___ Data for the task
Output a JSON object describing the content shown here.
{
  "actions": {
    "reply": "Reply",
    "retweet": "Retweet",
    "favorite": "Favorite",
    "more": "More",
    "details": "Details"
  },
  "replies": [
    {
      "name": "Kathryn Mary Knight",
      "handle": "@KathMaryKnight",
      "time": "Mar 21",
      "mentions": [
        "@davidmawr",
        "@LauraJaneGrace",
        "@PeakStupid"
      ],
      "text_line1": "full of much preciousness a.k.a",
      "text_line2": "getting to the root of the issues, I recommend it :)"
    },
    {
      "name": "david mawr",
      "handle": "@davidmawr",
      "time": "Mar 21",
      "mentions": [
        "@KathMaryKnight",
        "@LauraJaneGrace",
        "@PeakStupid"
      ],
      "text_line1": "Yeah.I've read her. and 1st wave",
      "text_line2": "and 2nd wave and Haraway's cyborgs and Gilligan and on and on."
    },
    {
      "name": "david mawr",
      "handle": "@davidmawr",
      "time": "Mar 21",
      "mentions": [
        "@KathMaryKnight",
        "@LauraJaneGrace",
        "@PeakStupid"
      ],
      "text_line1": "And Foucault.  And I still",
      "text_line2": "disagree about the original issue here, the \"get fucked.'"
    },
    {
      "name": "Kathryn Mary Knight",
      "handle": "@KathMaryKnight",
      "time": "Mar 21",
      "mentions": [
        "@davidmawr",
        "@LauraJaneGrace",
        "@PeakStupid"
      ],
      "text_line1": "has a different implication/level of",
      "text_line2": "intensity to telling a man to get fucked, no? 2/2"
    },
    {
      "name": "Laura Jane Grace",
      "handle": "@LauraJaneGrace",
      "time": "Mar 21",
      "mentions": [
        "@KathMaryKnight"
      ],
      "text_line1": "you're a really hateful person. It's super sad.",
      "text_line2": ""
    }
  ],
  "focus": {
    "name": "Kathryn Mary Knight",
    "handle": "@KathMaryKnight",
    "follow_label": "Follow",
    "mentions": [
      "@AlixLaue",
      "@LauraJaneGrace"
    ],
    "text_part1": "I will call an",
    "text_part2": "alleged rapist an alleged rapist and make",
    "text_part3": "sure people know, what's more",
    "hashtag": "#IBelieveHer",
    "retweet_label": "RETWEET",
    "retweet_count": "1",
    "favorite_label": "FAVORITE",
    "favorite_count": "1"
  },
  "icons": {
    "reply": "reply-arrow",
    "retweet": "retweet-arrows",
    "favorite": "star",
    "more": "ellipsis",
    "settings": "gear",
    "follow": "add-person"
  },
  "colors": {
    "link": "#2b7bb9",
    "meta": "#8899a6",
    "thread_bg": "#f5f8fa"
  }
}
______
◆ To do
Find how many lines of the entries contain "here". Respond with the number only.

◆ Answer to the exercise
2